-- start of Entries --
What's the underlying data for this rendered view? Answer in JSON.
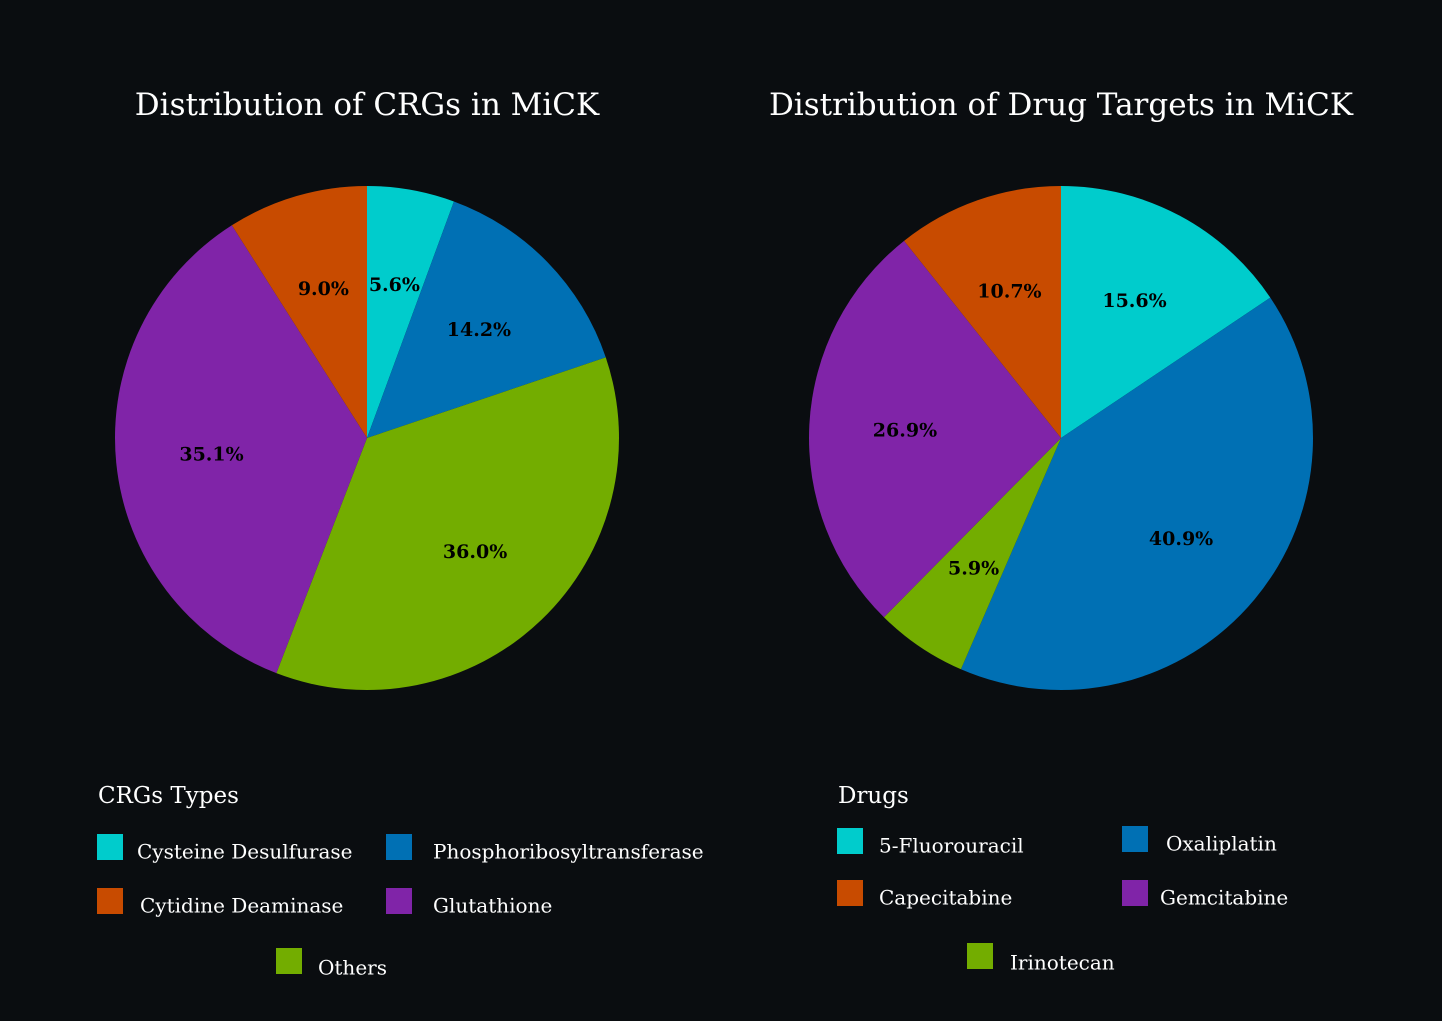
{
  "chart_data": [
    {
      "type": "pie",
      "title": "Distribution of CRGs in MiCK",
      "legend_title": "CRGs Types",
      "legend_placement": "bottom",
      "categories": [
        "Cysteine Desulfurase",
        "Phosphoribosyltransferase",
        "Others",
        "Glutathione",
        "Cytidine Deaminase"
      ],
      "values": [
        5.6,
        14.2,
        36.0,
        35.1,
        9.0
      ],
      "labels": [
        "5.6%",
        "14.2%",
        "36.0%",
        "35.1%",
        "9.0%"
      ],
      "colors": [
        "#00cccc",
        "#0070b4",
        "#73ad00",
        "#8024a8",
        "#c84b00"
      ],
      "legend_order": [
        "Cysteine Desulfurase",
        "Phosphoribosyltransferase",
        "Cytidine Deaminase",
        "Glutathione",
        "Others"
      ]
    },
    {
      "type": "pie",
      "title": "Distribution of Drug Targets in MiCK",
      "legend_title": "Drugs",
      "legend_placement": "bottom",
      "categories": [
        "5-Fluorouracil",
        "Oxaliplatin",
        "Irinotecan",
        "Gemcitabine",
        "Capecitabine"
      ],
      "values": [
        15.6,
        40.9,
        5.9,
        26.9,
        10.7
      ],
      "labels": [
        "15.6%",
        "40.9%",
        "5.9%",
        "26.9%",
        "10.7%"
      ],
      "colors": [
        "#00cccc",
        "#0070b4",
        "#73ad00",
        "#8024a8",
        "#c84b00"
      ],
      "legend_order": [
        "5-Fluorouracil",
        "Oxaliplatin",
        "Capecitabine",
        "Gemcitabine",
        "Irinotecan"
      ]
    }
  ]
}
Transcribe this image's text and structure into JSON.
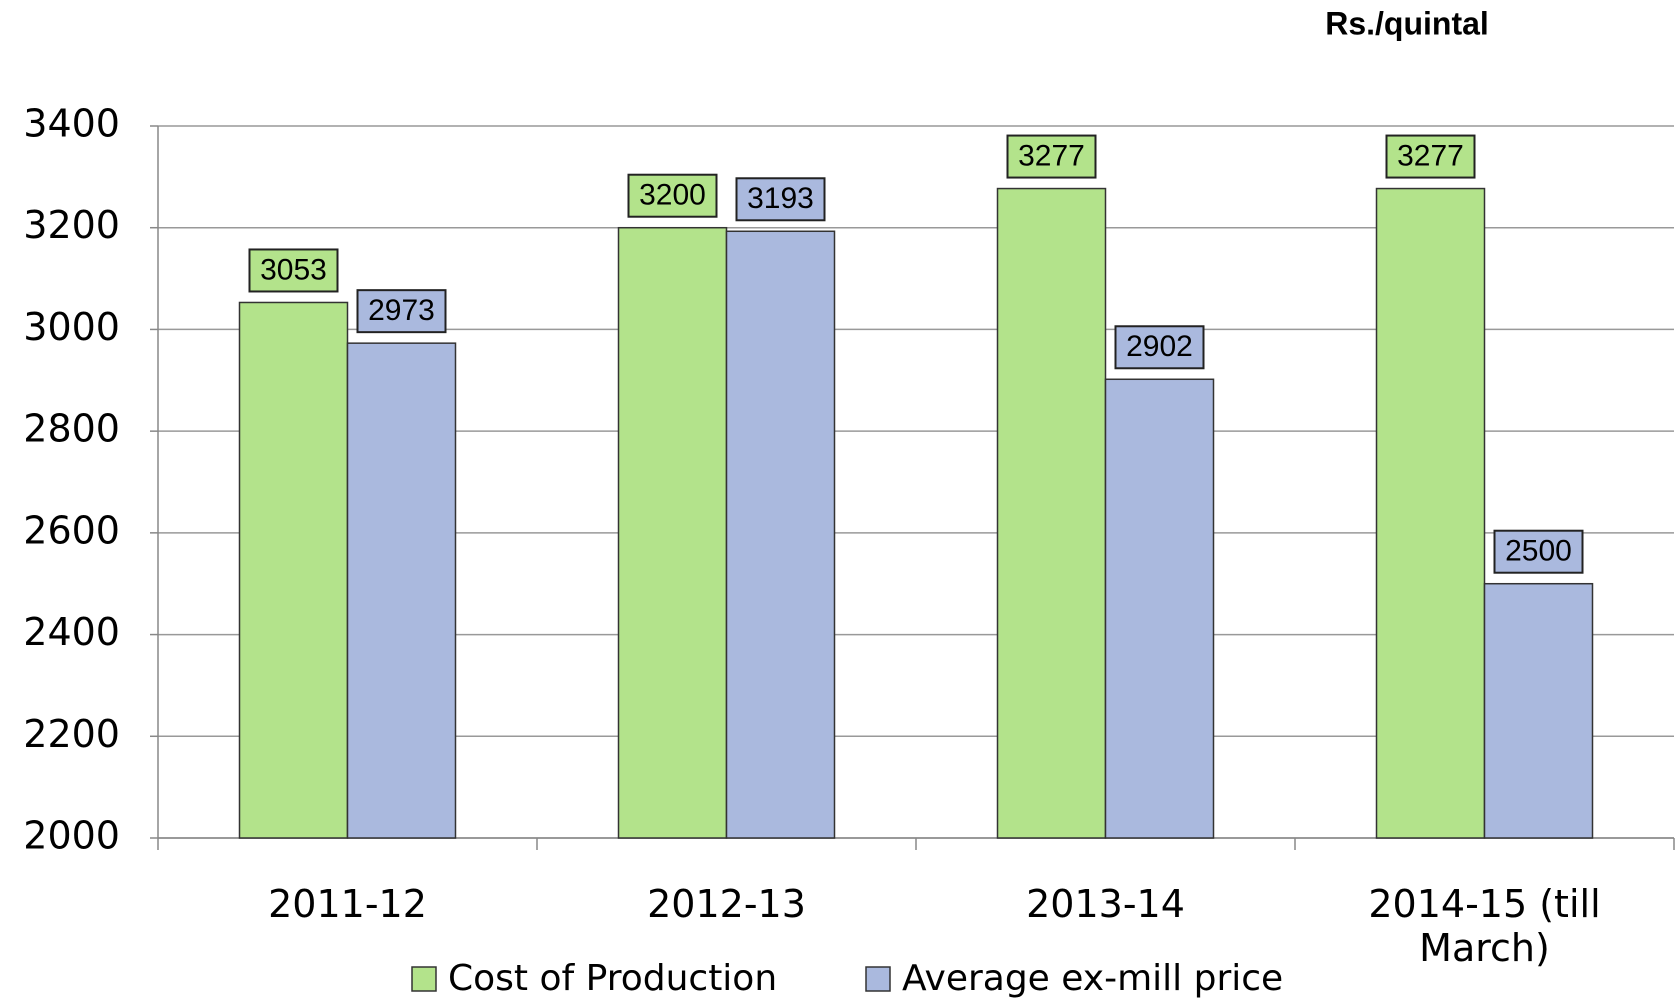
{
  "chart_data": {
    "type": "bar",
    "unit_label": "Rs./quintal",
    "categories": [
      "2011-12",
      "2012-13",
      "2013-14",
      "2014-15 (till March)"
    ],
    "series": [
      {
        "name": "Cost of Production",
        "color": "#b3e38b",
        "values": [
          3053,
          3200,
          3277,
          3277
        ]
      },
      {
        "name": "Average ex-mill price",
        "color": "#aab9de",
        "values": [
          2973,
          3193,
          2902,
          2500
        ]
      }
    ],
    "ylim": [
      2000,
      3400
    ],
    "yticks": [
      2000,
      2200,
      2400,
      2600,
      2800,
      3000,
      3200,
      3400
    ],
    "grid": true,
    "legend": "bottom"
  }
}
-- end of Entries --
_Problem description_. Look through the entries and find each line that has the string "JSON". Copy those lines.

_Solution_.
What's the underlying data for this rendered view? Answer in JSON.
Transcribe this image's text and structure into JSON.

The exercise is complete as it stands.